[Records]
---
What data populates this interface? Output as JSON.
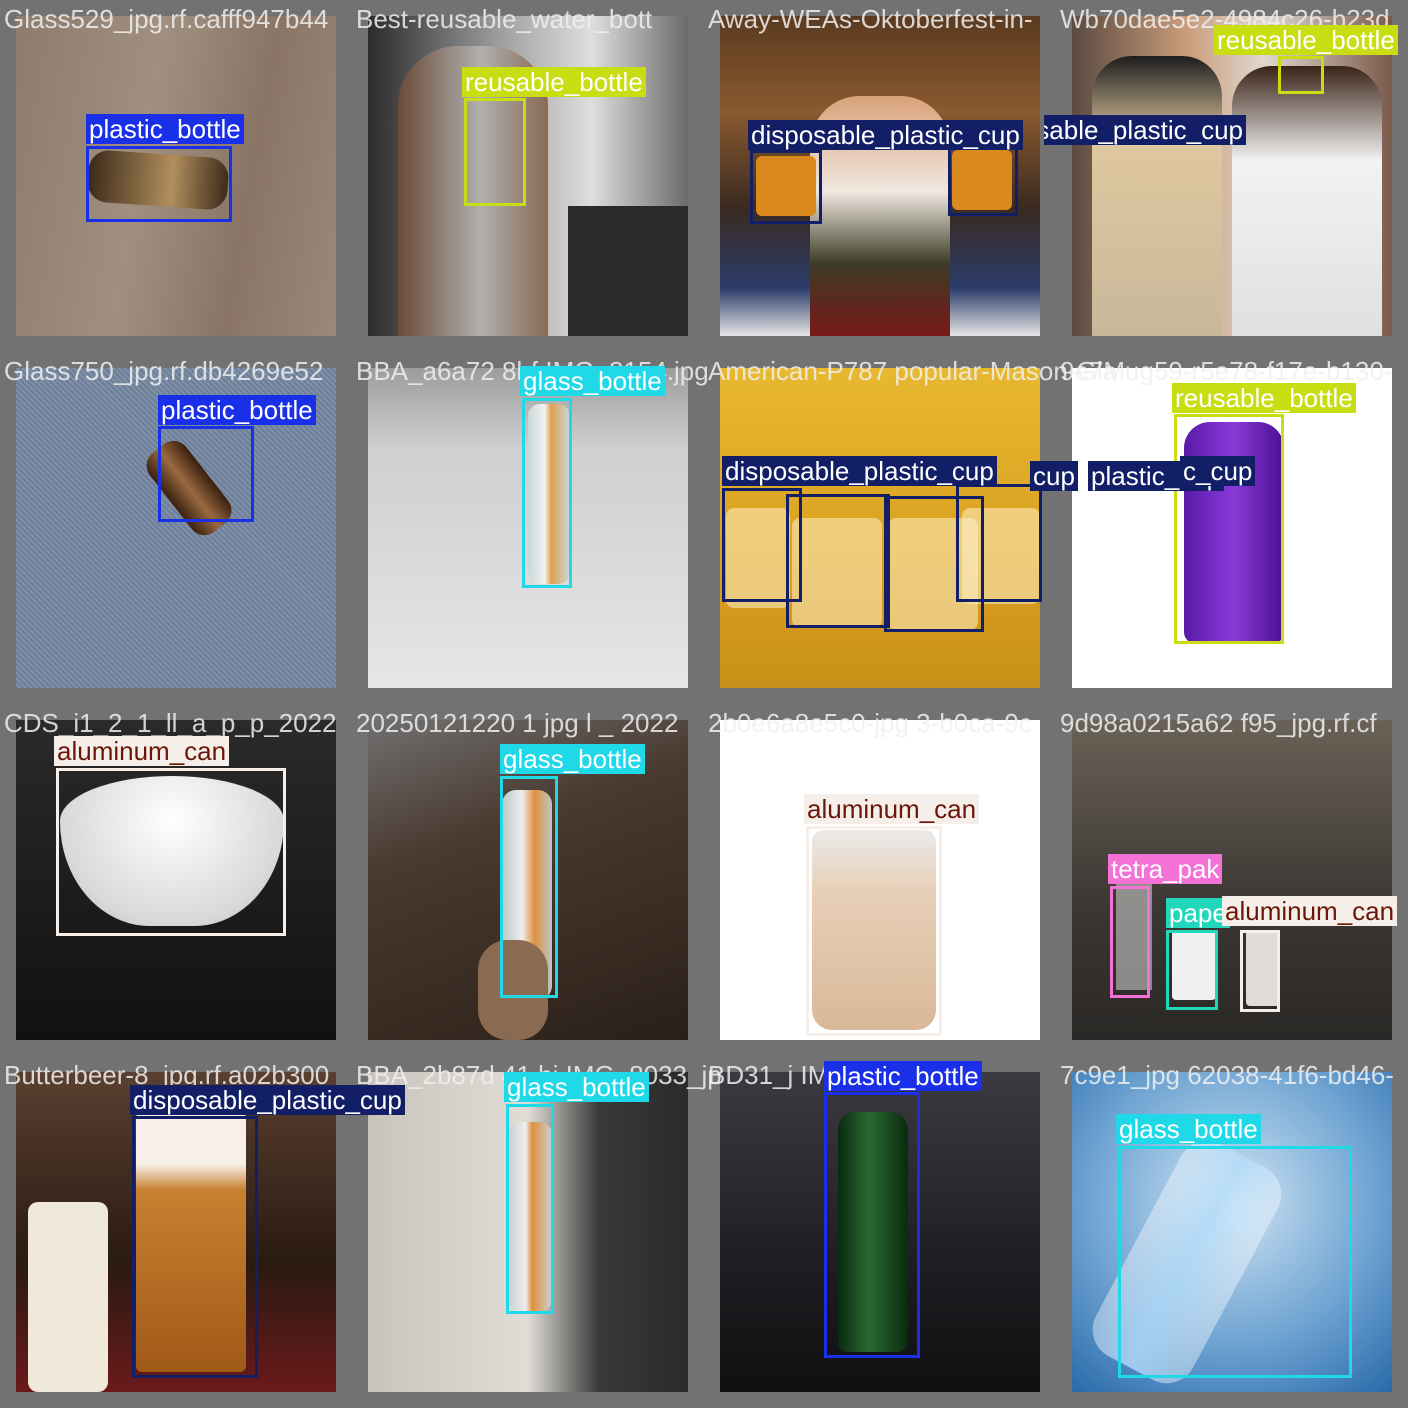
{
  "colors": {
    "plastic_bottle": "#1a2fe8",
    "reusable_bottle": "#c8de12",
    "disposable_plastic_cup": "#121e66",
    "glass_bottle": "#1fd8e8",
    "aluminum_can": "#f6efe9",
    "tetra_pak": "#f472d6",
    "paper_cup": "#22d8bc"
  },
  "label_text_colors": {
    "plastic_bottle": "#ffffff",
    "reusable_bottle": "#ffffff",
    "disposable_plastic_cup": "#ffffff",
    "glass_bottle": "#ffffff",
    "aluminum_can": "#6b1608",
    "tetra_pak": "#ffffff",
    "paper_cup": "#ffffff"
  },
  "cells": [
    {
      "title": "Glass529_jpg.rf.cafff947b44",
      "scene": "wood",
      "boxes": [
        {
          "cls": "plastic_bottle",
          "label": "plastic_bottle"
        }
      ]
    },
    {
      "title": "Best-reusable_water_bott",
      "scene": "gym",
      "boxes": [
        {
          "cls": "reusable_bottle",
          "label": "reusable_bottle"
        }
      ]
    },
    {
      "title": "Away-WEAs-Oktoberfest-in-",
      "scene": "beer",
      "boxes": [
        {
          "cls": "disposable_plastic_cup",
          "label": "disposable_plastic_cup"
        },
        {
          "cls": "disposable_plastic_cup",
          "label": "disposable_plastic_cup"
        }
      ]
    },
    {
      "title": "Wb70dae5e2-4984c26-b23d",
      "scene": "girls",
      "boxes": [
        {
          "cls": "reusable_bottle",
          "label": "reusable_bottle"
        }
      ]
    },
    {
      "title": "Glass750_jpg.rf.db4269e52",
      "scene": "carpet",
      "boxes": [
        {
          "cls": "plastic_bottle",
          "label": "plastic_bottle"
        }
      ]
    },
    {
      "title": "BBA_a6a72 8bf IMG_8154.jpg",
      "scene": "floor",
      "boxes": [
        {
          "cls": "glass_bottle",
          "label": "glass_bottle"
        }
      ]
    },
    {
      "title": "American-P787 popular-Mason-Gla",
      "scene": "mason",
      "boxes": [
        {
          "cls": "disposable_plastic_cup",
          "label": "disposable_plastic_cup"
        },
        {
          "cls": "disposable_plastic_cup",
          "label": "cup"
        },
        {
          "cls": "disposable_plastic_cup",
          "label": "plastic_cup"
        },
        {
          "cls": "disposable_plastic_cup",
          "label": "c_cup"
        }
      ]
    },
    {
      "title": "9e7Mug59-r5e78-f17e-b130-",
      "scene": "purple",
      "boxes": [
        {
          "cls": "reusable_bottle",
          "label": "reusable_bottle"
        }
      ]
    },
    {
      "title": "CDS_i1_2_1_ll_a_p_p_2022",
      "scene": "bowl",
      "boxes": [
        {
          "cls": "aluminum_can",
          "label": "aluminum_can"
        }
      ]
    },
    {
      "title": "20250121220 1 jpg l _ 2022",
      "scene": "table",
      "boxes": [
        {
          "cls": "glass_bottle",
          "label": "glass_bottle"
        }
      ]
    },
    {
      "title": "2b0e6a8e5c0-jpg 3-b0ca-9c",
      "scene": "milkshake",
      "boxes": [
        {
          "cls": "aluminum_can",
          "label": "aluminum_can"
        }
      ]
    },
    {
      "title": "9d98a0215a62 f95_jpg.rf.cf",
      "scene": "cups",
      "boxes": [
        {
          "cls": "tetra_pak",
          "label": "tetra_pak"
        },
        {
          "cls": "paper_cup",
          "label": "pape"
        },
        {
          "cls": "aluminum_can",
          "label": "aluminum_can"
        }
      ]
    },
    {
      "title": "Butterbeer-8_jpg.rf.a02b300",
      "scene": "butterbeer",
      "boxes": [
        {
          "cls": "disposable_plastic_cup",
          "label": "disposable_plastic_cup"
        }
      ]
    },
    {
      "title": "BBA_2b87d 41 bi IMG_8033_jp",
      "scene": "marble",
      "boxes": [
        {
          "cls": "glass_bottle",
          "label": "glass_bottle"
        }
      ]
    },
    {
      "title": "BD31_j IMG_7999.jpg",
      "scene": "green",
      "boxes": [
        {
          "cls": "plastic_bottle",
          "label": "plastic_bottle"
        }
      ]
    },
    {
      "title": "7c9e1_jpg 62038-41f6-bd46-",
      "scene": "water",
      "boxes": [
        {
          "cls": "glass_bottle",
          "label": "glass_bottle"
        }
      ]
    }
  ]
}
---
◆ What is being asked ◆
Can you repeat every record above exactly, apart from the pictures?

◆ Task response ◆
What data populates this interface? Output as JSON.
{
  "colors": {
    "plastic_bottle": "#1a2fe8",
    "reusable_bottle": "#c8de12",
    "disposable_plastic_cup": "#121e66",
    "glass_bottle": "#1fd8e8",
    "aluminum_can": "#f6efe9",
    "tetra_pak": "#f472d6",
    "paper_cup": "#22d8bc"
  },
  "label_text_colors": {
    "plastic_bottle": "#ffffff",
    "reusable_bottle": "#ffffff",
    "disposable_plastic_cup": "#ffffff",
    "glass_bottle": "#ffffff",
    "aluminum_can": "#6b1608",
    "tetra_pak": "#ffffff",
    "paper_cup": "#ffffff"
  },
  "cells": [
    {
      "title": "Glass529_jpg.rf.cafff947b44",
      "scene": "wood",
      "boxes": [
        {
          "cls": "plastic_bottle",
          "label": "plastic_bottle"
        }
      ]
    },
    {
      "title": "Best-reusable_water_bott",
      "scene": "gym",
      "boxes": [
        {
          "cls": "reusable_bottle",
          "label": "reusable_bottle"
        }
      ]
    },
    {
      "title": "Away-WEAs-Oktoberfest-in-",
      "scene": "beer",
      "boxes": [
        {
          "cls": "disposable_plastic_cup",
          "label": "disposable_plastic_cup"
        },
        {
          "cls": "disposable_plastic_cup",
          "label": "disposable_plastic_cup"
        }
      ]
    },
    {
      "title": "Wb70dae5e2-4984c26-b23d",
      "scene": "girls",
      "boxes": [
        {
          "cls": "reusable_bottle",
          "label": "reusable_bottle"
        }
      ]
    },
    {
      "title": "Glass750_jpg.rf.db4269e52",
      "scene": "carpet",
      "boxes": [
        {
          "cls": "plastic_bottle",
          "label": "plastic_bottle"
        }
      ]
    },
    {
      "title": "BBA_a6a72 8bf IMG_8154.jpg",
      "scene": "floor",
      "boxes": [
        {
          "cls": "glass_bottle",
          "label": "glass_bottle"
        }
      ]
    },
    {
      "title": "American-P787 popular-Mason-Gla",
      "scene": "mason",
      "boxes": [
        {
          "cls": "disposable_plastic_cup",
          "label": "disposable_plastic_cup"
        },
        {
          "cls": "disposable_plastic_cup",
          "label": "cup"
        },
        {
          "cls": "disposable_plastic_cup",
          "label": "plastic_cup"
        },
        {
          "cls": "disposable_plastic_cup",
          "label": "c_cup"
        }
      ]
    },
    {
      "title": "9e7Mug59-r5e78-f17e-b130-",
      "scene": "purple",
      "boxes": [
        {
          "cls": "reusable_bottle",
          "label": "reusable_bottle"
        }
      ]
    },
    {
      "title": "CDS_i1_2_1_ll_a_p_p_2022",
      "scene": "bowl",
      "boxes": [
        {
          "cls": "aluminum_can",
          "label": "aluminum_can"
        }
      ]
    },
    {
      "title": "20250121220 1 jpg l _ 2022",
      "scene": "table",
      "boxes": [
        {
          "cls": "glass_bottle",
          "label": "glass_bottle"
        }
      ]
    },
    {
      "title": "2b0e6a8e5c0-jpg 3-b0ca-9c",
      "scene": "milkshake",
      "boxes": [
        {
          "cls": "aluminum_can",
          "label": "aluminum_can"
        }
      ]
    },
    {
      "title": "9d98a0215a62 f95_jpg.rf.cf",
      "scene": "cups",
      "boxes": [
        {
          "cls": "tetra_pak",
          "label": "tetra_pak"
        },
        {
          "cls": "paper_cup",
          "label": "pape"
        },
        {
          "cls": "aluminum_can",
          "label": "aluminum_can"
        }
      ]
    },
    {
      "title": "Butterbeer-8_jpg.rf.a02b300",
      "scene": "butterbeer",
      "boxes": [
        {
          "cls": "disposable_plastic_cup",
          "label": "disposable_plastic_cup"
        }
      ]
    },
    {
      "title": "BBA_2b87d 41 bi IMG_8033_jp",
      "scene": "marble",
      "boxes": [
        {
          "cls": "glass_bottle",
          "label": "glass_bottle"
        }
      ]
    },
    {
      "title": "BD31_j IMG_7999.jpg",
      "scene": "green",
      "boxes": [
        {
          "cls": "plastic_bottle",
          "label": "plastic_bottle"
        }
      ]
    },
    {
      "title": "7c9e1_jpg 62038-41f6-bd46-",
      "scene": "water",
      "boxes": [
        {
          "cls": "glass_bottle",
          "label": "glass_bottle"
        }
      ]
    }
  ]
}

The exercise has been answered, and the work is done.